**Data for this exercise**.
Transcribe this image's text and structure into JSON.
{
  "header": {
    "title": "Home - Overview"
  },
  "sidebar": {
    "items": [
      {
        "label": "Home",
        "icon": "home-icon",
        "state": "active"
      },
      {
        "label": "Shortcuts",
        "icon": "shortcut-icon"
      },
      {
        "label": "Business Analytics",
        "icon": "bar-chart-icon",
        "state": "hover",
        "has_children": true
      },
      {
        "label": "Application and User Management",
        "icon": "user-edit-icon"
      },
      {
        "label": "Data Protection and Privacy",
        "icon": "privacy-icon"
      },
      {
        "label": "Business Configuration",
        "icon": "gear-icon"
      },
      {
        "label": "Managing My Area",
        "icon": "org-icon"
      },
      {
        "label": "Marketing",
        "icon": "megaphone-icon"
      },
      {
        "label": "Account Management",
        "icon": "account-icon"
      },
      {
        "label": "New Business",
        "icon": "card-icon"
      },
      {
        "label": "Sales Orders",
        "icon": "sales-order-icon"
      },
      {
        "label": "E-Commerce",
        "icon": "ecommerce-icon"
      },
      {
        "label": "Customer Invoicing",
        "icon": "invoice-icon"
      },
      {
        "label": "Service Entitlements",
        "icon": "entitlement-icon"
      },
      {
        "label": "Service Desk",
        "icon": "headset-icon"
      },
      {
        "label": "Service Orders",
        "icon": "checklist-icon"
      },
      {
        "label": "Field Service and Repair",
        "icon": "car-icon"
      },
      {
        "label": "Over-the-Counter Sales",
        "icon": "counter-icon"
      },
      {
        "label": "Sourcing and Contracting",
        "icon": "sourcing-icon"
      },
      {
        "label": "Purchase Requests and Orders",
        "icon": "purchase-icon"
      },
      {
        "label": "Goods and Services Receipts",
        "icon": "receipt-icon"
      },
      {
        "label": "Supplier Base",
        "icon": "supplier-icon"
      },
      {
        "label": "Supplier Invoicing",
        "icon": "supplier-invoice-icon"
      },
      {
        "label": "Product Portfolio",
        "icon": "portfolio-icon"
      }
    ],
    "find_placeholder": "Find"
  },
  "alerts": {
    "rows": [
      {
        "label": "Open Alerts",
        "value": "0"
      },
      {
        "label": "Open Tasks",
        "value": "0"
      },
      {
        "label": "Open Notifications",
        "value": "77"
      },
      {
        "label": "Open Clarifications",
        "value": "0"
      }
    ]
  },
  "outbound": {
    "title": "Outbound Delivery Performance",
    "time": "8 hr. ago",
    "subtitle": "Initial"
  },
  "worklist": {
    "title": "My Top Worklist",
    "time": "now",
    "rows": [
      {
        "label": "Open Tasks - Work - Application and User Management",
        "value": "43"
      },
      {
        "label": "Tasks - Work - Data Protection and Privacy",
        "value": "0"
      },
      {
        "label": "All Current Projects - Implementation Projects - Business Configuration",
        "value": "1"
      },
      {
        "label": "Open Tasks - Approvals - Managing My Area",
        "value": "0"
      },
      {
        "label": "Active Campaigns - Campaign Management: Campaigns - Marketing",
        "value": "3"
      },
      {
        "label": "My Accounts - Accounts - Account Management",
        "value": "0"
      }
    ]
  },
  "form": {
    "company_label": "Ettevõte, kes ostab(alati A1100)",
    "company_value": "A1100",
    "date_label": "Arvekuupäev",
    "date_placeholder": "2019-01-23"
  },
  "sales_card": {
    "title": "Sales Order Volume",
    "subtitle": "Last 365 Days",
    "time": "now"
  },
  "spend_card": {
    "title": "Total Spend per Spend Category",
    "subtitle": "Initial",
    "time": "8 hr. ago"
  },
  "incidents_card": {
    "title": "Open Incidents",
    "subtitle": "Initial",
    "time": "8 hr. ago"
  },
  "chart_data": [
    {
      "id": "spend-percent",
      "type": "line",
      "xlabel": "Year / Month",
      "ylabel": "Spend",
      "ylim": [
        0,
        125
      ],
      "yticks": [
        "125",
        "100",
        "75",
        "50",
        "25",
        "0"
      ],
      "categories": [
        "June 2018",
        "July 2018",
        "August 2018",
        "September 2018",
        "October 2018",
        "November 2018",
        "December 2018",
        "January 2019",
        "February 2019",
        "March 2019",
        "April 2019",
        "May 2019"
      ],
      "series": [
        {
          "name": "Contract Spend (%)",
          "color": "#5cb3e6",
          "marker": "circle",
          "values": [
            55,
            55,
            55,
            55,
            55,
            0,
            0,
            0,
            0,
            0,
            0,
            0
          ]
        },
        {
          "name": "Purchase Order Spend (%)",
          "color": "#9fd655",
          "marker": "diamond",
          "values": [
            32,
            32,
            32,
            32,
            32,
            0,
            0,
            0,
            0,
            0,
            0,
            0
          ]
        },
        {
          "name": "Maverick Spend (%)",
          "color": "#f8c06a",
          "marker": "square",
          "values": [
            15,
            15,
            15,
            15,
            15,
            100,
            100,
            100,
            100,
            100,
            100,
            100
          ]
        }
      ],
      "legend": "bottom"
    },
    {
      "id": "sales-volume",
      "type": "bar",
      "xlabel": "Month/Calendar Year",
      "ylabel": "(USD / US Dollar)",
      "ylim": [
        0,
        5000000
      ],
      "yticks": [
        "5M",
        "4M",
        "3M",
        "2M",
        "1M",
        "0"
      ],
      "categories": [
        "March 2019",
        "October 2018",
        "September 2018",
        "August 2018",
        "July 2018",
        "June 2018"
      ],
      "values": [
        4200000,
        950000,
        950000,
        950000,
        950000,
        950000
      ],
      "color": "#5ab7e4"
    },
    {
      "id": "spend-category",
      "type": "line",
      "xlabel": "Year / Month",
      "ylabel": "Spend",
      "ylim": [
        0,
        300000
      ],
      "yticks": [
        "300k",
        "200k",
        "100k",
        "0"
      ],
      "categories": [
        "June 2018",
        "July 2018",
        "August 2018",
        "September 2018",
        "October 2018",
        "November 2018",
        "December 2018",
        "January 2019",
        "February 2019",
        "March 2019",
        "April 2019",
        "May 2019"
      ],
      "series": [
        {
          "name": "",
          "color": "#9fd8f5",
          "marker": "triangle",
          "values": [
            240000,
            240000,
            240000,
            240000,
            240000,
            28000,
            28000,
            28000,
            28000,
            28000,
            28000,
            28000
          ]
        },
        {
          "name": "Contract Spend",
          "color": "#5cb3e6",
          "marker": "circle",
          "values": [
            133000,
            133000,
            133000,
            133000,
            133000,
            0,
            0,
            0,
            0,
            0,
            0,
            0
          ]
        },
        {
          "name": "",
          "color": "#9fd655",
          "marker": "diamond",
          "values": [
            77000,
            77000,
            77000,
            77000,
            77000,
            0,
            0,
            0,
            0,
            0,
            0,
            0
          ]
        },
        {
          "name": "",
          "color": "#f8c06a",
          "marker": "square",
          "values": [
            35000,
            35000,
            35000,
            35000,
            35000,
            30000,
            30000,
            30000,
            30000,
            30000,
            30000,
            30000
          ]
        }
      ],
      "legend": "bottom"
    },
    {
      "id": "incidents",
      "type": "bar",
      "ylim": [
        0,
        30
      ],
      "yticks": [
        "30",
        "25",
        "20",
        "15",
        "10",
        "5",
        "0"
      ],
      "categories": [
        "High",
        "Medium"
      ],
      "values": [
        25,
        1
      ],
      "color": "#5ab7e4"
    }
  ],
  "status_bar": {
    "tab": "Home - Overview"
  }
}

**What is being asked**.
Reproduce each record exactly as it appears.

**Written response**.
Transcribe this image's text and structure into JSON.
{
  "header": {
    "title": "Home - Overview"
  },
  "sidebar": {
    "items": [
      {
        "label": "Home",
        "icon": "home-icon",
        "state": "active"
      },
      {
        "label": "Shortcuts",
        "icon": "shortcut-icon"
      },
      {
        "label": "Business Analytics",
        "icon": "bar-chart-icon",
        "state": "hover",
        "has_children": true
      },
      {
        "label": "Application and User Management",
        "icon": "user-edit-icon"
      },
      {
        "label": "Data Protection and Privacy",
        "icon": "privacy-icon"
      },
      {
        "label": "Business Configuration",
        "icon": "gear-icon"
      },
      {
        "label": "Managing My Area",
        "icon": "org-icon"
      },
      {
        "label": "Marketing",
        "icon": "megaphone-icon"
      },
      {
        "label": "Account Management",
        "icon": "account-icon"
      },
      {
        "label": "New Business",
        "icon": "card-icon"
      },
      {
        "label": "Sales Orders",
        "icon": "sales-order-icon"
      },
      {
        "label": "E-Commerce",
        "icon": "ecommerce-icon"
      },
      {
        "label": "Customer Invoicing",
        "icon": "invoice-icon"
      },
      {
        "label": "Service Entitlements",
        "icon": "entitlement-icon"
      },
      {
        "label": "Service Desk",
        "icon": "headset-icon"
      },
      {
        "label": "Service Orders",
        "icon": "checklist-icon"
      },
      {
        "label": "Field Service and Repair",
        "icon": "car-icon"
      },
      {
        "label": "Over-the-Counter Sales",
        "icon": "counter-icon"
      },
      {
        "label": "Sourcing and Contracting",
        "icon": "sourcing-icon"
      },
      {
        "label": "Purchase Requests and Orders",
        "icon": "purchase-icon"
      },
      {
        "label": "Goods and Services Receipts",
        "icon": "receipt-icon"
      },
      {
        "label": "Supplier Base",
        "icon": "supplier-icon"
      },
      {
        "label": "Supplier Invoicing",
        "icon": "supplier-invoice-icon"
      },
      {
        "label": "Product Portfolio",
        "icon": "portfolio-icon"
      }
    ],
    "find_placeholder": "Find"
  },
  "alerts": {
    "rows": [
      {
        "label": "Open Alerts",
        "value": "0"
      },
      {
        "label": "Open Tasks",
        "value": "0"
      },
      {
        "label": "Open Notifications",
        "value": "77"
      },
      {
        "label": "Open Clarifications",
        "value": "0"
      }
    ]
  },
  "outbound": {
    "title": "Outbound Delivery Performance",
    "time": "8 hr. ago",
    "subtitle": "Initial"
  },
  "worklist": {
    "title": "My Top Worklist",
    "time": "now",
    "rows": [
      {
        "label": "Open Tasks - Work - Application and User Management",
        "value": "43"
      },
      {
        "label": "Tasks - Work - Data Protection and Privacy",
        "value": "0"
      },
      {
        "label": "All Current Projects - Implementation Projects - Business Configuration",
        "value": "1"
      },
      {
        "label": "Open Tasks - Approvals - Managing My Area",
        "value": "0"
      },
      {
        "label": "Active Campaigns - Campaign Management: Campaigns - Marketing",
        "value": "3"
      },
      {
        "label": "My Accounts - Accounts - Account Management",
        "value": "0"
      }
    ]
  },
  "form": {
    "company_label": "Ettevõte, kes ostab(alati A1100)",
    "company_value": "A1100",
    "date_label": "Arvekuupäev",
    "date_placeholder": "2019-01-23"
  },
  "sales_card": {
    "title": "Sales Order Volume",
    "subtitle": "Last 365 Days",
    "time": "now"
  },
  "spend_card": {
    "title": "Total Spend per Spend Category",
    "subtitle": "Initial",
    "time": "8 hr. ago"
  },
  "incidents_card": {
    "title": "Open Incidents",
    "subtitle": "Initial",
    "time": "8 hr. ago"
  },
  "chart_data": [
    {
      "id": "spend-percent",
      "type": "line",
      "xlabel": "Year / Month",
      "ylabel": "Spend",
      "ylim": [
        0,
        125
      ],
      "yticks": [
        "125",
        "100",
        "75",
        "50",
        "25",
        "0"
      ],
      "categories": [
        "June 2018",
        "July 2018",
        "August 2018",
        "September 2018",
        "October 2018",
        "November 2018",
        "December 2018",
        "January 2019",
        "February 2019",
        "March 2019",
        "April 2019",
        "May 2019"
      ],
      "series": [
        {
          "name": "Contract Spend (%)",
          "color": "#5cb3e6",
          "marker": "circle",
          "values": [
            55,
            55,
            55,
            55,
            55,
            0,
            0,
            0,
            0,
            0,
            0,
            0
          ]
        },
        {
          "name": "Purchase Order Spend (%)",
          "color": "#9fd655",
          "marker": "diamond",
          "values": [
            32,
            32,
            32,
            32,
            32,
            0,
            0,
            0,
            0,
            0,
            0,
            0
          ]
        },
        {
          "name": "Maverick Spend (%)",
          "color": "#f8c06a",
          "marker": "square",
          "values": [
            15,
            15,
            15,
            15,
            15,
            100,
            100,
            100,
            100,
            100,
            100,
            100
          ]
        }
      ],
      "legend": "bottom"
    },
    {
      "id": "sales-volume",
      "type": "bar",
      "xlabel": "Month/Calendar Year",
      "ylabel": "(USD / US Dollar)",
      "ylim": [
        0,
        5000000
      ],
      "yticks": [
        "5M",
        "4M",
        "3M",
        "2M",
        "1M",
        "0"
      ],
      "categories": [
        "March 2019",
        "October 2018",
        "September 2018",
        "August 2018",
        "July 2018",
        "June 2018"
      ],
      "values": [
        4200000,
        950000,
        950000,
        950000,
        950000,
        950000
      ],
      "color": "#5ab7e4"
    },
    {
      "id": "spend-category",
      "type": "line",
      "xlabel": "Year / Month",
      "ylabel": "Spend",
      "ylim": [
        0,
        300000
      ],
      "yticks": [
        "300k",
        "200k",
        "100k",
        "0"
      ],
      "categories": [
        "June 2018",
        "July 2018",
        "August 2018",
        "September 2018",
        "October 2018",
        "November 2018",
        "December 2018",
        "January 2019",
        "February 2019",
        "March 2019",
        "April 2019",
        "May 2019"
      ],
      "series": [
        {
          "name": "",
          "color": "#9fd8f5",
          "marker": "triangle",
          "values": [
            240000,
            240000,
            240000,
            240000,
            240000,
            28000,
            28000,
            28000,
            28000,
            28000,
            28000,
            28000
          ]
        },
        {
          "name": "Contract Spend",
          "color": "#5cb3e6",
          "marker": "circle",
          "values": [
            133000,
            133000,
            133000,
            133000,
            133000,
            0,
            0,
            0,
            0,
            0,
            0,
            0
          ]
        },
        {
          "name": "",
          "color": "#9fd655",
          "marker": "diamond",
          "values": [
            77000,
            77000,
            77000,
            77000,
            77000,
            0,
            0,
            0,
            0,
            0,
            0,
            0
          ]
        },
        {
          "name": "",
          "color": "#f8c06a",
          "marker": "square",
          "values": [
            35000,
            35000,
            35000,
            35000,
            35000,
            30000,
            30000,
            30000,
            30000,
            30000,
            30000,
            30000
          ]
        }
      ],
      "legend": "bottom"
    },
    {
      "id": "incidents",
      "type": "bar",
      "ylim": [
        0,
        30
      ],
      "yticks": [
        "30",
        "25",
        "20",
        "15",
        "10",
        "5",
        "0"
      ],
      "categories": [
        "High",
        "Medium"
      ],
      "values": [
        25,
        1
      ],
      "color": "#5ab7e4"
    }
  ],
  "status_bar": {
    "tab": "Home - Overview"
  }
}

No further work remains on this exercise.